Supplied records:
- - - -

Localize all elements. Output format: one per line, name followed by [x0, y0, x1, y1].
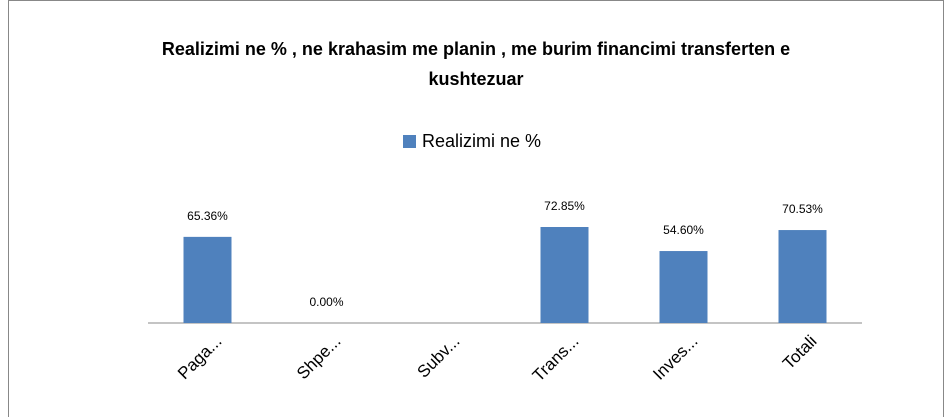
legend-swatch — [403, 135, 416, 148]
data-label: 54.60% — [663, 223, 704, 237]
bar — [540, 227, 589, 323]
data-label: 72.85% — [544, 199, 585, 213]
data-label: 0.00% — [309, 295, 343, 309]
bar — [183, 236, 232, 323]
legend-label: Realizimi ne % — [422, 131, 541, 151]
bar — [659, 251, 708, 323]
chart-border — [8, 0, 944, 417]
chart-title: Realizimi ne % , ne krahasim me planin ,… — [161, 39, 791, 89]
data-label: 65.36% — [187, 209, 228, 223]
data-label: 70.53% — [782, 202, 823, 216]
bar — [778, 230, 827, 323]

- - - -

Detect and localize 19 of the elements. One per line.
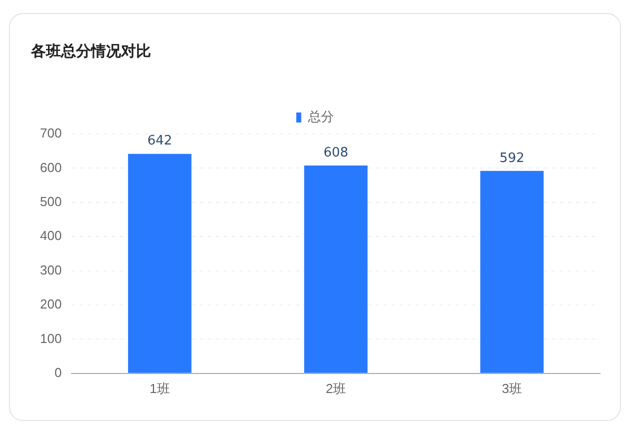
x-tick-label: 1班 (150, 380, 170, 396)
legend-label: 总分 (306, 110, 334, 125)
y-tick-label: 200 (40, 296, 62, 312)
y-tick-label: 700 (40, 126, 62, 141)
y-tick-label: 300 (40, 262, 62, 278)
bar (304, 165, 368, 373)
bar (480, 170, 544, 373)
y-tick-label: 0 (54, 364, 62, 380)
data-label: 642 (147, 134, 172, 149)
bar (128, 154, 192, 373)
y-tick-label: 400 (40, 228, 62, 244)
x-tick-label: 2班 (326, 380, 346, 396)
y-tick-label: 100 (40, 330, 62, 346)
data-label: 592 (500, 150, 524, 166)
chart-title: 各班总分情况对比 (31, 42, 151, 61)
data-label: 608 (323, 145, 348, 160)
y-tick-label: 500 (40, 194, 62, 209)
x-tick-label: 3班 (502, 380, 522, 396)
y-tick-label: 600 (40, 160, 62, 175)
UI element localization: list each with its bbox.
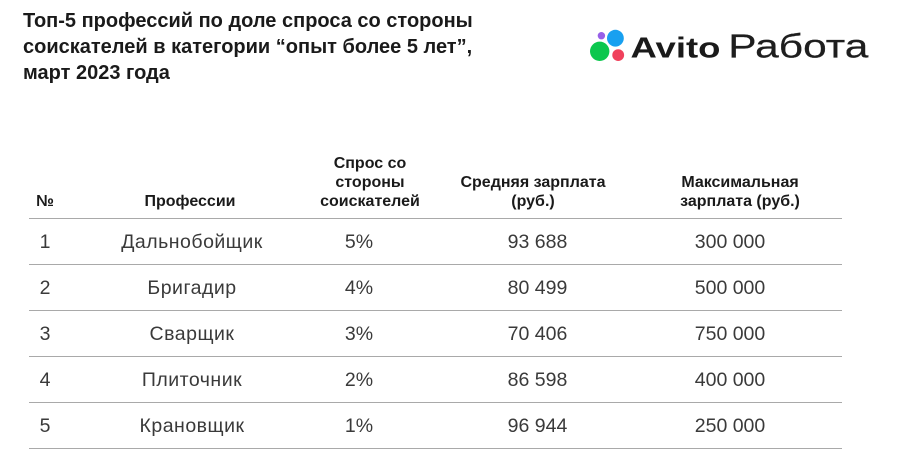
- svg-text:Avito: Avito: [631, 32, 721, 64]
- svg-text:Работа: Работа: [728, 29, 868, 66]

- - - -

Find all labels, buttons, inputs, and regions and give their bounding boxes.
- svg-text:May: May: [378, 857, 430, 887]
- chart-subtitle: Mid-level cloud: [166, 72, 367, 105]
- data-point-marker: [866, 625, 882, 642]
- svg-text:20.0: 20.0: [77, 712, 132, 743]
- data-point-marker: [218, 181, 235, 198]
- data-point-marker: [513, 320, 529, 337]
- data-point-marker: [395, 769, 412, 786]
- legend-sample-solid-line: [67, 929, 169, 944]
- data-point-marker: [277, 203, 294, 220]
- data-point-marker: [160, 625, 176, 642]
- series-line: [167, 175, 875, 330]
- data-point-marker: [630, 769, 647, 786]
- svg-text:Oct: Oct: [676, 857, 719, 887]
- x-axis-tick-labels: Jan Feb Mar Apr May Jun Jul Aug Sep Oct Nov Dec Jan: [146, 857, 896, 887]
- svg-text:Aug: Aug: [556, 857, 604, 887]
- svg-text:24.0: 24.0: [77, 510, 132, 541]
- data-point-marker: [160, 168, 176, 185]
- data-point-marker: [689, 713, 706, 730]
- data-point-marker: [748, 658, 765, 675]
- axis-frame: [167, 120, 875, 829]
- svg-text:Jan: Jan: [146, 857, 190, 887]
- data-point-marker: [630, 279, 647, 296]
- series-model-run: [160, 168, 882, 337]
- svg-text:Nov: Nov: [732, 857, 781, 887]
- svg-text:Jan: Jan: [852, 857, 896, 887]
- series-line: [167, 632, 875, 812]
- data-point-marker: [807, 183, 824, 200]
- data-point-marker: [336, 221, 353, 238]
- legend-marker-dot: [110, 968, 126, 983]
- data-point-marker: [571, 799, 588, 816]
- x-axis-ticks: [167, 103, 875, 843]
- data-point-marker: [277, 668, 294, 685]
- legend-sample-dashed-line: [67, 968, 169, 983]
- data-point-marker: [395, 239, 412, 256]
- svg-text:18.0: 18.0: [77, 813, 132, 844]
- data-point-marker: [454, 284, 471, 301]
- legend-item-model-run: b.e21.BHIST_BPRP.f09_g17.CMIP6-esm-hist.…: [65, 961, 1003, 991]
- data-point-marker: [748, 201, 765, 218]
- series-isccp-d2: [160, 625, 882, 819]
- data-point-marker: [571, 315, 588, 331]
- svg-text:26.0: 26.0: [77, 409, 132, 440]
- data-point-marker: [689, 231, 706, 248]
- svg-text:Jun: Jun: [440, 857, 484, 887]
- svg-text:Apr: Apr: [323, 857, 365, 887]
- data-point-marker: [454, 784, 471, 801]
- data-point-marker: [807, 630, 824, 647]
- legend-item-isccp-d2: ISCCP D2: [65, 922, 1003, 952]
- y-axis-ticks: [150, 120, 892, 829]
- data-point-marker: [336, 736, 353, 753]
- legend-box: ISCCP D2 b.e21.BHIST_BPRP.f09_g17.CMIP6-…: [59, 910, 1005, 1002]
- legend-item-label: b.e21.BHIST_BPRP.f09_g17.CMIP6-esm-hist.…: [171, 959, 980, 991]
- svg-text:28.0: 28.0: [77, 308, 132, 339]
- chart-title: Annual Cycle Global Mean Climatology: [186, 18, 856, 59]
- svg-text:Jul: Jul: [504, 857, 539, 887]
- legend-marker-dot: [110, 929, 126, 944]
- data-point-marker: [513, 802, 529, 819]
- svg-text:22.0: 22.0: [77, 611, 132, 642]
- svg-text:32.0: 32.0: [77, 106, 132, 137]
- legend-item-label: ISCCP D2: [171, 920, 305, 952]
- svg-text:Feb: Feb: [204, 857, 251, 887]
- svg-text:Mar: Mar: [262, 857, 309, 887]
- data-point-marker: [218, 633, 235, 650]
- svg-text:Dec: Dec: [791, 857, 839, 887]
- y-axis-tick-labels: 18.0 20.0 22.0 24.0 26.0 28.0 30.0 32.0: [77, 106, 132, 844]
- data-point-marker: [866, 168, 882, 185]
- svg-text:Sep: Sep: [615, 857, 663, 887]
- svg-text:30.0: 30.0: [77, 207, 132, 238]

- - - -

To be done:
Put the part of the data that opens with the line containing "Localize all elements." and closes with the line containing "data-label: 65.36% — [187, 209, 228, 223]" into a JSON list of strings, one string per line, including both of those lines and skipping blank lines. Leave the picture out of the list.

The answer:
[
  "Localize all elements. Output format: one per line, name followed by [x0, y0, x1, y1].",
  "legend-swatch — [403, 135, 416, 148]",
  "data-label: 54.60% — [663, 223, 704, 237]",
  "bar — [540, 227, 589, 323]",
  "data-label: 72.85% — [544, 199, 585, 213]",
  "data-label: 0.00% — [309, 295, 343, 309]",
  "bar — [183, 236, 232, 323]",
  "legend-label: Realizimi ne % — [422, 131, 541, 151]",
  "bar — [659, 251, 708, 323]",
  "chart-border — [8, 0, 944, 417]",
  "chart-title: Realizimi ne % , ne krahasim me planin ,… — [161, 39, 791, 89]",
  "data-label: 65.36% — [187, 209, 228, 223]"
]